··· Dataset entries

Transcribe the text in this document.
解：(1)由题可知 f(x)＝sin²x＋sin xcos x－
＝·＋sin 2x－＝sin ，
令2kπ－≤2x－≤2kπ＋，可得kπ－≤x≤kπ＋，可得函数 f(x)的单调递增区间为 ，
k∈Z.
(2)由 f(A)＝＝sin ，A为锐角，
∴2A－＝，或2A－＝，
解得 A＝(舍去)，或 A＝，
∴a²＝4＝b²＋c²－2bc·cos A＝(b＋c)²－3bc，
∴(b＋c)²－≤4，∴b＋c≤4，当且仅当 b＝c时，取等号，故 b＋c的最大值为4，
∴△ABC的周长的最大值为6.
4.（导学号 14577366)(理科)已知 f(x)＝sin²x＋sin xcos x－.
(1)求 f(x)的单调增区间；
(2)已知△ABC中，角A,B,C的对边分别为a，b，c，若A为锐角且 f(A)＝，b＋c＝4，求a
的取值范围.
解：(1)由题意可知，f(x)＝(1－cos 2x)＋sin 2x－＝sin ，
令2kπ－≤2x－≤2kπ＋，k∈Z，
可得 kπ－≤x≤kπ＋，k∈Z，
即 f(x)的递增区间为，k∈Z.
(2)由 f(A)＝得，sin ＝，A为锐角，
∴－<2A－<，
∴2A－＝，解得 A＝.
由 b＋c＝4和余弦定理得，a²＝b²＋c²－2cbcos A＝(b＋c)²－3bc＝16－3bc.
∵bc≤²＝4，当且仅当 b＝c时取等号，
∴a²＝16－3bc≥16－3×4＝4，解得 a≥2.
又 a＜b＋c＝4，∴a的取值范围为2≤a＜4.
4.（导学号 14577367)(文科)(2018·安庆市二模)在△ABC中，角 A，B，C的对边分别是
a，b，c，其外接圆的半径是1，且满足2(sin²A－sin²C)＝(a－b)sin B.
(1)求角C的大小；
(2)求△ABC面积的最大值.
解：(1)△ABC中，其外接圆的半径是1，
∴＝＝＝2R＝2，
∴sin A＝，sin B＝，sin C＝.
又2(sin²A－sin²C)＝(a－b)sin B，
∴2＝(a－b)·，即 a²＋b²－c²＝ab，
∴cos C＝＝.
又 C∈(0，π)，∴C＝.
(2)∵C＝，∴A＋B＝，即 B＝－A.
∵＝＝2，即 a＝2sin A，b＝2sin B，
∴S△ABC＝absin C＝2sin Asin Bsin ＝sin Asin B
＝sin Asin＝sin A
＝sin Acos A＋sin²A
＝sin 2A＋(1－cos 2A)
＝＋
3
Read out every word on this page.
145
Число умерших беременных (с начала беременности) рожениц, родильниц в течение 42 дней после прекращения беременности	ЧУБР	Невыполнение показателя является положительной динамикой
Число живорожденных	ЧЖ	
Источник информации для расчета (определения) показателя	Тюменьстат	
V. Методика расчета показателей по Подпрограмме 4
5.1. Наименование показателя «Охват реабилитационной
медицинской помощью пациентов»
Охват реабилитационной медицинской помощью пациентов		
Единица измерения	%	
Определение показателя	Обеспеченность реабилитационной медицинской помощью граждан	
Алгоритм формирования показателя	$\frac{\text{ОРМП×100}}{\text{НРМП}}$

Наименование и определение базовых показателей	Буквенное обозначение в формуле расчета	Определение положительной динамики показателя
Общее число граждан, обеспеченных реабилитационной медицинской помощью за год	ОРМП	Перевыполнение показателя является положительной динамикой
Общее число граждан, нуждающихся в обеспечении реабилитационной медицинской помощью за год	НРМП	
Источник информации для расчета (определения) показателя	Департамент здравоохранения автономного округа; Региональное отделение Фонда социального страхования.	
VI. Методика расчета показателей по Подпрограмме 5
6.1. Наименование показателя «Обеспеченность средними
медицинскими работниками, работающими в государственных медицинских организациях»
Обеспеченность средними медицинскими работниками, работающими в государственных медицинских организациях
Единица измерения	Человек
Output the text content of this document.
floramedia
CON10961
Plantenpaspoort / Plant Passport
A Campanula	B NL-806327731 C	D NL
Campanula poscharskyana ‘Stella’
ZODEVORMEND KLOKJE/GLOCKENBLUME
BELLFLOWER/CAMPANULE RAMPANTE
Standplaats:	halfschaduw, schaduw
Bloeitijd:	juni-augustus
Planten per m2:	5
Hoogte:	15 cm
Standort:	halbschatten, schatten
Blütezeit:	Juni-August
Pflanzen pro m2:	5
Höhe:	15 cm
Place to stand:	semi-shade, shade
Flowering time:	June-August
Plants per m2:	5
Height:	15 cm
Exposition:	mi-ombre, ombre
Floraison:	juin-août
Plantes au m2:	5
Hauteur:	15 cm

······

• Exercise objective: The required output is the exact sequence of lines from the one containing "Read out every word on this page." through the end of the listing, both endpoints included.

• Reply to the exercise:
Read out every word on this page.
145
Число умерших беременных (с начала беременности) рожениц, родильниц в течение 42 дней после прекращения беременности	ЧУБР	Невыполнение показателя является положительной динамикой
Число живорожденных	ЧЖ	
Источник информации для расчета (определения) показателя	Тюменьстат	
V. Методика расчета показателей по Подпрограмме 4
5.1. Наименование показателя «Охват реабилитационной
медицинской помощью пациентов»
Охват реабилитационной медицинской помощью пациентов		
Единица измерения	%	
Определение показателя	Обеспеченность реабилитационной медицинской помощью граждан	
Алгоритм формирования показателя	$\frac{\text{ОРМП×100}}{\text{НРМП}}$

Наименование и определение базовых показателей	Буквенное обозначение в формуле расчета	Определение положительной динамики показателя
Общее число граждан, обеспеченных реабилитационной медицинской помощью за год	ОРМП	Перевыполнение показателя является положительной динамикой
Общее число граждан, нуждающихся в обеспечении реабилитационной медицинской помощью за год	НРМП	
Источник информации для расчета (определения) показателя	Департамент здравоохранения автономного округа; Региональное отделение Фонда социального страхования.	
VI. Методика расчета показателей по Подпрограмме 5
6.1. Наименование показателя «Обеспеченность средними
медицинскими работниками, работающими в государственных медицинских организациях»
Обеспеченность средними медицинскими работниками, работающими в государственных медицинских организациях
Единица измерения	Человек
Output the text content of this document.
floramedia
CON10961
Plantenpaspoort / Plant Passport
A Campanula	B NL-806327731 C	D NL
Campanula poscharskyana ‘Stella’
ZODEVORMEND KLOKJE/GLOCKENBLUME
BELLFLOWER/CAMPANULE RAMPANTE
Standplaats:	halfschaduw, schaduw
Bloeitijd:	juni-augustus
Planten per m2:	5
Hoogte:	15 cm
Standort:	halbschatten, schatten
Blütezeit:	Juni-August
Pflanzen pro m2:	5
Höhe:	15 cm
Place to stand:	semi-shade, shade
Flowering time:	June-August
Plants per m2:	5
Height:	15 cm
Exposition:	mi-ombre, ombre
Floraison:	juin-août
Plantes au m2:	5
Hauteur:	15 cm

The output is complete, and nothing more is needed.